**PASSAGE TO READ**
4 February: Harvested 8 tonnes for vintage chardonnay sparkling base, 90% Chardonnay and 10% Semillon at 9.8 baume. The fruit had good flavour and the best acidity we have had: 11 grams per litre natural acid.

14 February: Harvested 14 tonnes for sparkling rose base from Shiraz (92%) and Mourverdre (8%), again with good fruit at low baume and plenty of natural acid.

28 February: Hand sprayed EL400.  As the table chardonnay harvest approached we had one more string in our testing bow, which in this case we sprayed by hand on just a few infected bunches of Chardonnay and looked at them the following day. The product was EL400, recommended to us by an old friend, Stafford Lowe. His email summarises what it is: “I can send some neutral anolyte down to you to try. This is a bacteriocide/virocide/fungicide made electronically from salt and water (organic). It is not chlorine although chlorine/oxygen compounds are produced. I would produce it using potassium chloride rather than sodium chloride. My own experience with this has been quite successful with powdery mildew. May I suggest you look at the manufacturers web site  www.envirolyte.com .” Stafford sent us a few litres to sample and we should have used it earlier than we did. It has huge potential. Perhaps a project for the GWRDC?

7 March: Harvested 15t Chardonnay and Semillon for table wines, 12.8 baume, good fruit and acid.This was a major relief, as Chardonnay is worst for mildew.

15 March: Winemaker suspects some powdery in Shiraz. Some slightly musty smells and other crops already being rejected. We faced a decision as to whether to pick it at 12.5 baume and risk making a light red with green characters, in order to avoid losing the crop all together to botrytis if the season turns wetter. We chose to “call a friend” and rang David Bruer, pioneering organic vigneron from Langhorne Creek. He gave the hard answer, which was the right one. “Leave it”.

**PROVIDED MATERIAL**
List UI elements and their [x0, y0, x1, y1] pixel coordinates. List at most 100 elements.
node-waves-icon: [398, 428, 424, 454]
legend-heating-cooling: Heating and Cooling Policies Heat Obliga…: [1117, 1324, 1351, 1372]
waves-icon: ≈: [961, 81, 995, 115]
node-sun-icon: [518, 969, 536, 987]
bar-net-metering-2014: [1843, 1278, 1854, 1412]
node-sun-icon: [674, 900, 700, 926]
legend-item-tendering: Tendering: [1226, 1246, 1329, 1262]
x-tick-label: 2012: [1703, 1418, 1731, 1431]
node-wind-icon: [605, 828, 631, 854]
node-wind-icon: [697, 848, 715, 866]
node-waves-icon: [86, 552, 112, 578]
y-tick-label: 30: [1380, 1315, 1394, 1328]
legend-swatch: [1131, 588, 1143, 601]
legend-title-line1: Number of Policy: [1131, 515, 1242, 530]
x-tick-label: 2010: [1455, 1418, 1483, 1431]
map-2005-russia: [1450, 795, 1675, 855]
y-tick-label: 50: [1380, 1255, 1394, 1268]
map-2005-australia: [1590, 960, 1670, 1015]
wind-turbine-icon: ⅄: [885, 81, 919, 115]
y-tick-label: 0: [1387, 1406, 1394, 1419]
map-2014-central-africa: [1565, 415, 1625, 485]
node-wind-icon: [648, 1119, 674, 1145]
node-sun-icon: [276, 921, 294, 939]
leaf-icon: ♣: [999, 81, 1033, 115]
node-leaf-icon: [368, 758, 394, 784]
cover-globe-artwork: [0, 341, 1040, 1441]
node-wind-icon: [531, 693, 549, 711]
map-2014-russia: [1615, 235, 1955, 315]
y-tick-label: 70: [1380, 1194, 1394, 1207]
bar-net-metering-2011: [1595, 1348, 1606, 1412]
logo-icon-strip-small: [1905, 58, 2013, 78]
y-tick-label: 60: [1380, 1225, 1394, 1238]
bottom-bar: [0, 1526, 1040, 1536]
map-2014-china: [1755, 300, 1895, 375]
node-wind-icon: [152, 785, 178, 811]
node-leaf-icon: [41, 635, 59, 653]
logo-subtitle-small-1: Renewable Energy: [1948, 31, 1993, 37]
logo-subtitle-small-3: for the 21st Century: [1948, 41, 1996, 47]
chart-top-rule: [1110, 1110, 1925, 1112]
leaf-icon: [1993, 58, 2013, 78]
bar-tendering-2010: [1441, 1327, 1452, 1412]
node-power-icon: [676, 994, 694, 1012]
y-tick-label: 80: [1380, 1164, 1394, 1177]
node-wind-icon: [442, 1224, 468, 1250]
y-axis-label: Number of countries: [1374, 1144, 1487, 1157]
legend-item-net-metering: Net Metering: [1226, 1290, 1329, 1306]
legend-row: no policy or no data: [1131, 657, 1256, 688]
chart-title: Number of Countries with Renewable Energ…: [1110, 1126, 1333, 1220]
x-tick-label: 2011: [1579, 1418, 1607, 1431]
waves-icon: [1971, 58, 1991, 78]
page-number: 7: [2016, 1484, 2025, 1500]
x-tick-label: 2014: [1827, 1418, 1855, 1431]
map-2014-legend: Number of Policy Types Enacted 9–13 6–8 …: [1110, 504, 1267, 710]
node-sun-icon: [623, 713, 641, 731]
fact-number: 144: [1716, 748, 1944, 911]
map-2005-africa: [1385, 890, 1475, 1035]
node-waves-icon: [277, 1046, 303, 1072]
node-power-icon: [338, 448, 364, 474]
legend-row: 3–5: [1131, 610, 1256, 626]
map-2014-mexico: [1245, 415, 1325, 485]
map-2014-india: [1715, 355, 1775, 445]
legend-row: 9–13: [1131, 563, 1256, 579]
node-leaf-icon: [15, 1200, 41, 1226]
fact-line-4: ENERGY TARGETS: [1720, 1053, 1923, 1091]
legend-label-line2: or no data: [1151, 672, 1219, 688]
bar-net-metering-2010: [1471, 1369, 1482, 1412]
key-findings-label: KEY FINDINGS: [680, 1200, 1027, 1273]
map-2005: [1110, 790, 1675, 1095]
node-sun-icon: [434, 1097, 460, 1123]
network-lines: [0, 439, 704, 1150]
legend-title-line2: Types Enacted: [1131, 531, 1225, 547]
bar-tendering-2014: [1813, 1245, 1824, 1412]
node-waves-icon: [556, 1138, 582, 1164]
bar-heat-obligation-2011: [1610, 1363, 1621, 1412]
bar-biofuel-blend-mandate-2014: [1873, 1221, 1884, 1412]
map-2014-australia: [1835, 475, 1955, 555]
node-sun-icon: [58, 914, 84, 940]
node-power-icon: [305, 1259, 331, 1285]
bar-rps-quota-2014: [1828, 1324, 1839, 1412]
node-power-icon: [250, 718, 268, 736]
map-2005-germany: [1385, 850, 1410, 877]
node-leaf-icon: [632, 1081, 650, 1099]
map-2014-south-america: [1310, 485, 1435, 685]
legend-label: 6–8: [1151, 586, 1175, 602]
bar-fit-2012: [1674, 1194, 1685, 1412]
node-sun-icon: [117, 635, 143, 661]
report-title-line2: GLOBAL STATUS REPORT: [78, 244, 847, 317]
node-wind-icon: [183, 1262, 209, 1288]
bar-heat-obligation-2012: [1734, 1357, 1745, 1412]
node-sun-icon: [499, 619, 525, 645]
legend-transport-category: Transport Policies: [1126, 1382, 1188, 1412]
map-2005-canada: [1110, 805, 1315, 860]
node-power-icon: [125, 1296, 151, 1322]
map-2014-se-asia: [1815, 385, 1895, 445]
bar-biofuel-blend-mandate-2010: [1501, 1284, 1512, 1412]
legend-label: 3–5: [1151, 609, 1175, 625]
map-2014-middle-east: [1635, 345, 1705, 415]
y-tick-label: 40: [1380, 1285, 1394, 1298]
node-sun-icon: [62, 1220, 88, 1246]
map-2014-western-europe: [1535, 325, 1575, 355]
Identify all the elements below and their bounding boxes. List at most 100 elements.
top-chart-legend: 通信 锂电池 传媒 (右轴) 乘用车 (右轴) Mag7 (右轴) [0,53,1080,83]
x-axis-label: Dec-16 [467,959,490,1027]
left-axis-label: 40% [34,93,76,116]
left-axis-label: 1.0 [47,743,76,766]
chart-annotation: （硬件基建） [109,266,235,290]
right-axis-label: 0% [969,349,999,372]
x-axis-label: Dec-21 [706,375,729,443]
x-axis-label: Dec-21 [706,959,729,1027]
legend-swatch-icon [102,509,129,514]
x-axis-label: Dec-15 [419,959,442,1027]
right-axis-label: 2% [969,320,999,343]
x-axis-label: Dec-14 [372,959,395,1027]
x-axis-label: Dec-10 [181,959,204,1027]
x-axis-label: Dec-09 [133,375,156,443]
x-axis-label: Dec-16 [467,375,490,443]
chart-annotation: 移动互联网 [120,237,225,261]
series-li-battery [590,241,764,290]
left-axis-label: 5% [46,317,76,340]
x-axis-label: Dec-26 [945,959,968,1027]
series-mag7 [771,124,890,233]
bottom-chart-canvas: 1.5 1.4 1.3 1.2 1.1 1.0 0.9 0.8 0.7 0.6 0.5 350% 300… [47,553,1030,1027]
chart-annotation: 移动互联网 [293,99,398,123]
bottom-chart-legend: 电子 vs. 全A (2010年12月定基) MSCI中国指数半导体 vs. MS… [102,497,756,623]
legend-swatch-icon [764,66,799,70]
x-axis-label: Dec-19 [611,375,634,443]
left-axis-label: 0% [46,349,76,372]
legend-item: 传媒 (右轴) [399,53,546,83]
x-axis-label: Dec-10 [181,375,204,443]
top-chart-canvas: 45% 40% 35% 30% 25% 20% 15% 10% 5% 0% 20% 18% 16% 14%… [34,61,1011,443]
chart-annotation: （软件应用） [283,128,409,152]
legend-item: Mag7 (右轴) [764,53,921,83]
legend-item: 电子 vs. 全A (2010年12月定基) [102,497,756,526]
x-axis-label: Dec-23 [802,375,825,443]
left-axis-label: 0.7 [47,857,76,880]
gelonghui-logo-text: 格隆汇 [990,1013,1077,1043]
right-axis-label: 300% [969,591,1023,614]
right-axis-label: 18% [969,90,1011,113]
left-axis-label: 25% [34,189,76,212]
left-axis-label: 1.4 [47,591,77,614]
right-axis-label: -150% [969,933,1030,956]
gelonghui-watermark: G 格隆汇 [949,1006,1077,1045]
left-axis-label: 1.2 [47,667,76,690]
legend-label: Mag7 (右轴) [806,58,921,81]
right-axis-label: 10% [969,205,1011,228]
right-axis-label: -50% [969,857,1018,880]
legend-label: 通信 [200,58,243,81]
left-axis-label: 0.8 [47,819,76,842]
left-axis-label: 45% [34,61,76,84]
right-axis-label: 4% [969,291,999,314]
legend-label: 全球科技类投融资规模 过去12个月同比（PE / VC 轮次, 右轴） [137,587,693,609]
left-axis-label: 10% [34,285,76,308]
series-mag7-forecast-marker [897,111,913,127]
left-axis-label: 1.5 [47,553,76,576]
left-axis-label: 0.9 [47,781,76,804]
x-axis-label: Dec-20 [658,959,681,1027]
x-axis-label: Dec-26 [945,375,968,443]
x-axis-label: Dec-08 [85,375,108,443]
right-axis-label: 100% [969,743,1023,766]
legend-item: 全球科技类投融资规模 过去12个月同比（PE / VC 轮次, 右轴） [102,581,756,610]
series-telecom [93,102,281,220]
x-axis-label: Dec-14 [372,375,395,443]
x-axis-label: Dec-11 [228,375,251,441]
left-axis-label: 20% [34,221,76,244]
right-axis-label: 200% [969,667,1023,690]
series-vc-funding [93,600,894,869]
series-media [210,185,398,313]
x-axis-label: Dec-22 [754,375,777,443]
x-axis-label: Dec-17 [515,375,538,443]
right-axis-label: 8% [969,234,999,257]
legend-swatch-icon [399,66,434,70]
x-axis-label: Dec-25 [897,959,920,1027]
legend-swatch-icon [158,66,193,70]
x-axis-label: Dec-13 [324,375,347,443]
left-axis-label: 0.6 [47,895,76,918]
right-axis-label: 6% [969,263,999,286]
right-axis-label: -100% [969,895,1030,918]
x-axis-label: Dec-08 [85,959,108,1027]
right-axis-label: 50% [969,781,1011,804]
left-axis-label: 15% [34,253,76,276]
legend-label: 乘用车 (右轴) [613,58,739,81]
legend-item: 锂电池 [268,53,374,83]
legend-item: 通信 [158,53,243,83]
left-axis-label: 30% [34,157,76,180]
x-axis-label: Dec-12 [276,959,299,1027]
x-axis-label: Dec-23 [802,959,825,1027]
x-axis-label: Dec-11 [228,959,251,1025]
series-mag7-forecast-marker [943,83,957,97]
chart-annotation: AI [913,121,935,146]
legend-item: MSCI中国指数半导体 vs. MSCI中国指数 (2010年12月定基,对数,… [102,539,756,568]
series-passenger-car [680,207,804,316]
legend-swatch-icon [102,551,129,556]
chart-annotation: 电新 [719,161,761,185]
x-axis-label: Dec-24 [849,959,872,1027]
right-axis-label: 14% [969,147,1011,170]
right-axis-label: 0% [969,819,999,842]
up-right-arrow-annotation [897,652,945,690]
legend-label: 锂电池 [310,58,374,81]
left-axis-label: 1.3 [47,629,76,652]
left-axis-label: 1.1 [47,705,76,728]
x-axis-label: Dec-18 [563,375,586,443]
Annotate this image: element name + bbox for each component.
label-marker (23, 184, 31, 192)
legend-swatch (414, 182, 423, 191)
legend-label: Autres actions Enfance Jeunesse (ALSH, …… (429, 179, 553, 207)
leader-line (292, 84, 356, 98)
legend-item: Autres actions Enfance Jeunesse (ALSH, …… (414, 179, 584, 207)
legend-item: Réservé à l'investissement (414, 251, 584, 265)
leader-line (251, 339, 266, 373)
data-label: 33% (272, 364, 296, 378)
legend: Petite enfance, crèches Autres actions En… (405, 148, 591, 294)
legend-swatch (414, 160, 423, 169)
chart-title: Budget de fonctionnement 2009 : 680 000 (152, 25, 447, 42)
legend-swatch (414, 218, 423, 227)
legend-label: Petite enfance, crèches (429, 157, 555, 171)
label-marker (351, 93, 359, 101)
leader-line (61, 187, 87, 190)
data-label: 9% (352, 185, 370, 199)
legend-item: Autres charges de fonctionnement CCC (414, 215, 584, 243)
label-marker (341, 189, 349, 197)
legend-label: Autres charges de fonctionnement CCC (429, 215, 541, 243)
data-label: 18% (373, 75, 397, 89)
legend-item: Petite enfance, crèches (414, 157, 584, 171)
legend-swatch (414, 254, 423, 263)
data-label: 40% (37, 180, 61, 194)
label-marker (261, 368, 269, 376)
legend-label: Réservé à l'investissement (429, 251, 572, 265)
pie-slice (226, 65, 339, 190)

**EXERCISE INSTRUCTIONS**
(A) Answer these questions from the vineyard diary.
(i) How many tonnes were harvested for the vintage chardonnay sparkling base on 4 February?
(ii) Who recommended EL400?
(iii) Where is David Bruer a vigneron?
(B) From the vineyard diary, copy out the passage from "4 February: Harvested 8" up to and including "litre natural acid.".

**ANSWERS TO THE EXERCISES**
(A)
(i) 8 tonnes
(ii) Stafford Lowe
(iii) Langhorne Creek

(B)
4 February: Harvested 8 tonnes for vintage chardonnay sparkling base, 90% Chardonnay and 10% Semillon at 9.8 baume. The fruit had good flavour and the best acidity we have had: 11 grams per litre natural acid.